SHORT EXERCISE: From the data that follows, copy every line holding the string "number".

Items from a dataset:
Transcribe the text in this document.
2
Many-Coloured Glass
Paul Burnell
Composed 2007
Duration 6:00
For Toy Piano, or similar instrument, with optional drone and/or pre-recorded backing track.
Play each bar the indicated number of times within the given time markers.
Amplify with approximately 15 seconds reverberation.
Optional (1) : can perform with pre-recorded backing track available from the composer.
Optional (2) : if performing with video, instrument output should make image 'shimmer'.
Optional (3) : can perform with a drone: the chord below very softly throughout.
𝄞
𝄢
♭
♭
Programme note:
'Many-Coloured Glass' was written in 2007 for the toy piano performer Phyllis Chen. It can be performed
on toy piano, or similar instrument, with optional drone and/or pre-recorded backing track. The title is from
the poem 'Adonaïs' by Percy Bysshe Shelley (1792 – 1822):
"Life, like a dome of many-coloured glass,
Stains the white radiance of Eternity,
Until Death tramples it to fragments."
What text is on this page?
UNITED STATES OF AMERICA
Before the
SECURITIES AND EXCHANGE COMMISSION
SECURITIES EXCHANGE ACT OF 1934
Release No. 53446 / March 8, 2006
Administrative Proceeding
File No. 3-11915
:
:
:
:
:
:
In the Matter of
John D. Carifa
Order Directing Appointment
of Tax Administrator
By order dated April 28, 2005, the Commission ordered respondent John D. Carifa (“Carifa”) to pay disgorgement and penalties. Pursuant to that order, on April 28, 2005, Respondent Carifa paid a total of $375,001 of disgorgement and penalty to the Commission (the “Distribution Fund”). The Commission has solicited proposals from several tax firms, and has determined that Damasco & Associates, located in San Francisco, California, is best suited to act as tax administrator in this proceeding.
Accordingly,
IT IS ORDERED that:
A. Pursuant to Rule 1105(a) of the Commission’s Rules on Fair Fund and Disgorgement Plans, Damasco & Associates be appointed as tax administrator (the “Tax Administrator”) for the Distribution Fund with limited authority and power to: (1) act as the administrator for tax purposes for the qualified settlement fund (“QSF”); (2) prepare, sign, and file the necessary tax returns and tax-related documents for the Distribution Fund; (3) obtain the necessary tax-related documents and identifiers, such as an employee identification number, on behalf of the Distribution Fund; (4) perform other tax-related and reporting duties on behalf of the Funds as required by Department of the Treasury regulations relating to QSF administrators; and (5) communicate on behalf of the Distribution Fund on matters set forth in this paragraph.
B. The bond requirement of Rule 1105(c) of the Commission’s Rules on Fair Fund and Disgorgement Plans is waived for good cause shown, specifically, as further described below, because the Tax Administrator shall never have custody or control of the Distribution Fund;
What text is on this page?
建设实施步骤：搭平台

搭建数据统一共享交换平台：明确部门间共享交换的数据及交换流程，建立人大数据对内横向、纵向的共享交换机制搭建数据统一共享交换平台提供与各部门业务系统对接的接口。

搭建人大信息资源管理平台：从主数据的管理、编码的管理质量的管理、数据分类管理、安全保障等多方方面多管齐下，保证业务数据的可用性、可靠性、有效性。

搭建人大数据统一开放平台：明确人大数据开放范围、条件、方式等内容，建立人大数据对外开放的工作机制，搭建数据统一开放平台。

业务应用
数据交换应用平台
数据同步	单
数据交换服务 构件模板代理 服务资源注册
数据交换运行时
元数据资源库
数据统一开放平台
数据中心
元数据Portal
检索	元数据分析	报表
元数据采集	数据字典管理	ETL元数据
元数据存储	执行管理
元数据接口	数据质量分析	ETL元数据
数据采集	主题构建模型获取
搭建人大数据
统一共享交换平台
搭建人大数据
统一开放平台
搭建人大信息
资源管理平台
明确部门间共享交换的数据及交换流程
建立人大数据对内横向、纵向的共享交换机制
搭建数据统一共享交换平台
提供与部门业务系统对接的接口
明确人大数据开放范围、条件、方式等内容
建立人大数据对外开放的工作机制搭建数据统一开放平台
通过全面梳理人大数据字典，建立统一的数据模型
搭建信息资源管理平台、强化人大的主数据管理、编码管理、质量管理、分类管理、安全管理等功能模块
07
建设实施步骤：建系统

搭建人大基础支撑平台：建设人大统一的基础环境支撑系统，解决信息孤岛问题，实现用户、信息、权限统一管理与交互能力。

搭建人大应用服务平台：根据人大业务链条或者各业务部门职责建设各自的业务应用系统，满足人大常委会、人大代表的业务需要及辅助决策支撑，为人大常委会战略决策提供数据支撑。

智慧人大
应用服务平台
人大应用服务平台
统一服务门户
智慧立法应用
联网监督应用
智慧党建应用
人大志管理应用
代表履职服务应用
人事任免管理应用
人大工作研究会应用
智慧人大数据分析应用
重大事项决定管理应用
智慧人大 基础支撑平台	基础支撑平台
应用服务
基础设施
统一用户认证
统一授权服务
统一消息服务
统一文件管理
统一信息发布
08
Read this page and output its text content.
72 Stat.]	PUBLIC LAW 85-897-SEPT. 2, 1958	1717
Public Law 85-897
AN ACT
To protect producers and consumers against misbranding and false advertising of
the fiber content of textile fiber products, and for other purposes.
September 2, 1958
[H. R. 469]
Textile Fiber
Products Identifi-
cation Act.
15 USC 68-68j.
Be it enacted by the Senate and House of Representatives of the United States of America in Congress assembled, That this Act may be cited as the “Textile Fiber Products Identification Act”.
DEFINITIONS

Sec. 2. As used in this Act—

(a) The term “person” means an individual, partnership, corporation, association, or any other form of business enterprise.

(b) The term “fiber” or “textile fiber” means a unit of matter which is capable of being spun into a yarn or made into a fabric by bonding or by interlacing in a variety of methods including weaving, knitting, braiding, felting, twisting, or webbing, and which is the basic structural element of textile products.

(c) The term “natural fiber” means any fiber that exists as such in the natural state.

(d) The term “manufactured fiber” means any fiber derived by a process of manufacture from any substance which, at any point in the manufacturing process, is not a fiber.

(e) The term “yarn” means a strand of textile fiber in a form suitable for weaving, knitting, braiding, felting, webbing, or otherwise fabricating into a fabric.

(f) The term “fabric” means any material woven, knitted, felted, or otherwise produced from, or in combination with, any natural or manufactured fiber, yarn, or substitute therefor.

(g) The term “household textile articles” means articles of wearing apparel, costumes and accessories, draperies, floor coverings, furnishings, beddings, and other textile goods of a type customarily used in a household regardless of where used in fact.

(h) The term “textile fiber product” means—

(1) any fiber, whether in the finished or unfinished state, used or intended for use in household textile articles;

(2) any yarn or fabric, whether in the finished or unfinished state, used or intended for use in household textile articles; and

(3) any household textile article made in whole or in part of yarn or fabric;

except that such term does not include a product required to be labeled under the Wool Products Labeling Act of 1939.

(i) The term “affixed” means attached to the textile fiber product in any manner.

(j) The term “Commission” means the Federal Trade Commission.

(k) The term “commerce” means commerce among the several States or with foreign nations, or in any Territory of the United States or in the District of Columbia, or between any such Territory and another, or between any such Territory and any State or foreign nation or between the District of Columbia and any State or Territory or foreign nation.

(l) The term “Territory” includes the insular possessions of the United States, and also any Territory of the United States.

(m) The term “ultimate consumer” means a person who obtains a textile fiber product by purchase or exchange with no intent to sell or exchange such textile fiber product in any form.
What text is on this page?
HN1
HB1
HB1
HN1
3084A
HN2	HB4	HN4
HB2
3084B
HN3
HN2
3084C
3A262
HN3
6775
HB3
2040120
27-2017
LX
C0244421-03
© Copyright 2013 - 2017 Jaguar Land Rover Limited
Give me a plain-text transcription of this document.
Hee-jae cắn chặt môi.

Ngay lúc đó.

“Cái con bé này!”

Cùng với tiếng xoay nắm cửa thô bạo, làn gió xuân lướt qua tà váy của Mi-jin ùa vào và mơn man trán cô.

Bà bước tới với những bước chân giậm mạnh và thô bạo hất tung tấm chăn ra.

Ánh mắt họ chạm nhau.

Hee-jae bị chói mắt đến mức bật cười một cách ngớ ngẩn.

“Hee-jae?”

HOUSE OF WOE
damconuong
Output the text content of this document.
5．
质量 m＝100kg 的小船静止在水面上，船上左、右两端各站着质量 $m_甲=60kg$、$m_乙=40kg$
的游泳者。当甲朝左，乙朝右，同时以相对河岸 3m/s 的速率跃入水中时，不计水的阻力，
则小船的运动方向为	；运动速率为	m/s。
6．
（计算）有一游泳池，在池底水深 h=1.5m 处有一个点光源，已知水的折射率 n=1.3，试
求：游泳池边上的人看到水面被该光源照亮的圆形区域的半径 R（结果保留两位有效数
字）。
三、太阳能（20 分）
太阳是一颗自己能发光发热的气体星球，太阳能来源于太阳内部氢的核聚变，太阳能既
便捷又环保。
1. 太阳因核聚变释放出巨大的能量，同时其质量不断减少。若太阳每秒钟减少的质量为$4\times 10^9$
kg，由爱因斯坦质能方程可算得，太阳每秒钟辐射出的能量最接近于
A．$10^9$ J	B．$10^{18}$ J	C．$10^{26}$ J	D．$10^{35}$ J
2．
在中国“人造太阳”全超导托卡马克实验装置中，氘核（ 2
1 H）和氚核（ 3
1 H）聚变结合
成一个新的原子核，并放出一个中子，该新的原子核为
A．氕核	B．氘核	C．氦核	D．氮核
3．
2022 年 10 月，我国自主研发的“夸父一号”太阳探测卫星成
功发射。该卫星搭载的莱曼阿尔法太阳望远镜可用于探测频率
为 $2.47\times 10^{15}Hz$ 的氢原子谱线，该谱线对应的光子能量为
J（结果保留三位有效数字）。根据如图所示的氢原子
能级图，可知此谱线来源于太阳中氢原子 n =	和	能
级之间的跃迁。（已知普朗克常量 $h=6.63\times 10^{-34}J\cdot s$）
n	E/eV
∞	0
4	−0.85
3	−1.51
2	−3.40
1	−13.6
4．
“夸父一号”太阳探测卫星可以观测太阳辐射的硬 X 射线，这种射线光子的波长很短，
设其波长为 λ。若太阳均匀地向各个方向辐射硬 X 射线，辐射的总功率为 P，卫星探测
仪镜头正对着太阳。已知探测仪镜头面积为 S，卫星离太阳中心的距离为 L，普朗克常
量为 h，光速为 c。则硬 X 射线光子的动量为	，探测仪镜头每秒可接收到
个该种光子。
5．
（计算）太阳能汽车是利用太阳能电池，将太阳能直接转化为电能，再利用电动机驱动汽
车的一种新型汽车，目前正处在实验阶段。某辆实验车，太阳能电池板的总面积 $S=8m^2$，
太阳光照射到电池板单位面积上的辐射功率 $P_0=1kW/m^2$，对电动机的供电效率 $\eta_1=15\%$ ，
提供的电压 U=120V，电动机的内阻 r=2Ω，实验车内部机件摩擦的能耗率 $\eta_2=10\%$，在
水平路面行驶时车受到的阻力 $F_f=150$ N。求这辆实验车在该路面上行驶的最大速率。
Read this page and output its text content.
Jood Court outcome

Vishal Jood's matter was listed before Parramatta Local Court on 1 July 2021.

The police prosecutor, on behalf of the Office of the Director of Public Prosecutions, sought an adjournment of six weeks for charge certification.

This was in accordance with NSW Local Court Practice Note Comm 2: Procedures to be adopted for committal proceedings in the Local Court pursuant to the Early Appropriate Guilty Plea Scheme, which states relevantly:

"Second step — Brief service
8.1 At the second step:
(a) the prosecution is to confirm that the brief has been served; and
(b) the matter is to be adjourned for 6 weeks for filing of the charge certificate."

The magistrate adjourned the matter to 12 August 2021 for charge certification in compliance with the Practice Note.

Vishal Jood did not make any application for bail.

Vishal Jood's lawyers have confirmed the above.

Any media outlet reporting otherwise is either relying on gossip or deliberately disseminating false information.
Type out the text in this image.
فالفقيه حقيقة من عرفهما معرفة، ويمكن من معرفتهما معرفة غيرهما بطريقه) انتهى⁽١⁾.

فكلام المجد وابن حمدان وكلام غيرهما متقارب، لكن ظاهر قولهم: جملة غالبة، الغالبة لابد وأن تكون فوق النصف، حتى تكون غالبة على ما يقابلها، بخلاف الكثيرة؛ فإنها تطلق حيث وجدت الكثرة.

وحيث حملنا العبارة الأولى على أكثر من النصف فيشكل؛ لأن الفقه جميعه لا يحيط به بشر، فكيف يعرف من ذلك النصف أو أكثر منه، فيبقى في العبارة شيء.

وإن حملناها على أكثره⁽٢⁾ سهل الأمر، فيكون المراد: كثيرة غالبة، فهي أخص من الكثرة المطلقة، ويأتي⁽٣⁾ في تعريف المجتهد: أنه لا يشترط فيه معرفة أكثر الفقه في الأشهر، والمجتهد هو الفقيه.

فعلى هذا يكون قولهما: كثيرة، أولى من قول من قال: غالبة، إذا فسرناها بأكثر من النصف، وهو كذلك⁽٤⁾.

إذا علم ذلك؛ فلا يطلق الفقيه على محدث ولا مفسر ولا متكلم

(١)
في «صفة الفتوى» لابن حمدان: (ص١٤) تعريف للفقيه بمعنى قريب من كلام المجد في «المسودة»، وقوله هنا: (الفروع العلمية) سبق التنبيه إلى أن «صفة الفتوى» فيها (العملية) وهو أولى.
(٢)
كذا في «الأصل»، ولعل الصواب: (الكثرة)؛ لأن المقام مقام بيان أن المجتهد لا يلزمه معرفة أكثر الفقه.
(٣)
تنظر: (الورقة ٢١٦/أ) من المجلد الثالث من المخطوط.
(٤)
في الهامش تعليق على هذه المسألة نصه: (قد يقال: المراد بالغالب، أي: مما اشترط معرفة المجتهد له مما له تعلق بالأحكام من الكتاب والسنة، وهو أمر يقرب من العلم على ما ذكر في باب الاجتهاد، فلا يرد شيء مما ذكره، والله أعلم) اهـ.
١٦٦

THE OUTPUT:
Play each bar the indicated number of times within the given time markers.
A. Pursuant to Rule 1105(a) of the Commission’s Rules on Fair Fund and Disgorgement Plans, Damasco & Associates be appointed as tax administrator (the “Tax Administrator”) for the Distribution Fund with limited authority and power to: (1) act as the administrator for tax purposes for the qualified settlement fund (“QSF”); (2) prepare, sign, and file the necessary tax returns and tax-related documents for the Distribution Fund; (3) obtain the necessary tax-related documents and identifiers, such as an employee identification number, on behalf of the Distribution Fund; (4) perform other tax-related and reporting duties on behalf of the Funds as required by Department of the Treasury regulations relating to QSF administrators; and (5) communicate on behalf of the Distribution Fund on matters set forth in this paragraph.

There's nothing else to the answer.